[Saved entries]
━━━━

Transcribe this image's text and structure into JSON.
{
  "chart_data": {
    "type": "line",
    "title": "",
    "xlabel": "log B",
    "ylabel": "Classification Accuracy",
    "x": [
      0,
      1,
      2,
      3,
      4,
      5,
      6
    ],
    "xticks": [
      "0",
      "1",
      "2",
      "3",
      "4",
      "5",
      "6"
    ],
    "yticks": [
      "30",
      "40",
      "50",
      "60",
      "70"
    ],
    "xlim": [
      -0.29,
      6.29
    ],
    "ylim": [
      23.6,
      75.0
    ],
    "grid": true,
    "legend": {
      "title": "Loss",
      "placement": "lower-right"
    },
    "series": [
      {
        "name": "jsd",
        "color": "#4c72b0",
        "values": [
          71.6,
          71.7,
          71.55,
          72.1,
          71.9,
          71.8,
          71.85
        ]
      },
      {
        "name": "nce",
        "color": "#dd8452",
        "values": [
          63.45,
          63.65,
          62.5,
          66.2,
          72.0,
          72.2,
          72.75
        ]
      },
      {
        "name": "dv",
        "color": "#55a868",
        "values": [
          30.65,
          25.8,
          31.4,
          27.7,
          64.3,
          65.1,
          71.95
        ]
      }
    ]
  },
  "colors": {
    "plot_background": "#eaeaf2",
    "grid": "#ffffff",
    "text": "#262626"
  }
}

━━━━

» Objective
Copy out each record exactly as given, omitting none.

» Task output
Transcribe this image's text and structure into JSON.
{
  "chart_data": {
    "type": "line",
    "title": "",
    "xlabel": "log B",
    "ylabel": "Classification Accuracy",
    "x": [
      0,
      1,
      2,
      3,
      4,
      5,
      6
    ],
    "xticks": [
      "0",
      "1",
      "2",
      "3",
      "4",
      "5",
      "6"
    ],
    "yticks": [
      "30",
      "40",
      "50",
      "60",
      "70"
    ],
    "xlim": [
      -0.29,
      6.29
    ],
    "ylim": [
      23.6,
      75.0
    ],
    "grid": true,
    "legend": {
      "title": "Loss",
      "placement": "lower-right"
    },
    "series": [
      {
        "name": "jsd",
        "color": "#4c72b0",
        "values": [
          71.6,
          71.7,
          71.55,
          72.1,
          71.9,
          71.8,
          71.85
        ]
      },
      {
        "name": "nce",
        "color": "#dd8452",
        "values": [
          63.45,
          63.65,
          62.5,
          66.2,
          72.0,
          72.2,
          72.75
        ]
      },
      {
        "name": "dv",
        "color": "#55a868",
        "values": [
          30.65,
          25.8,
          31.4,
          27.7,
          64.3,
          65.1,
          71.95
        ]
      }
    ]
  },
  "colors": {
    "plot_background": "#eaeaf2",
    "grid": "#ffffff",
    "text": "#262626"
  }
}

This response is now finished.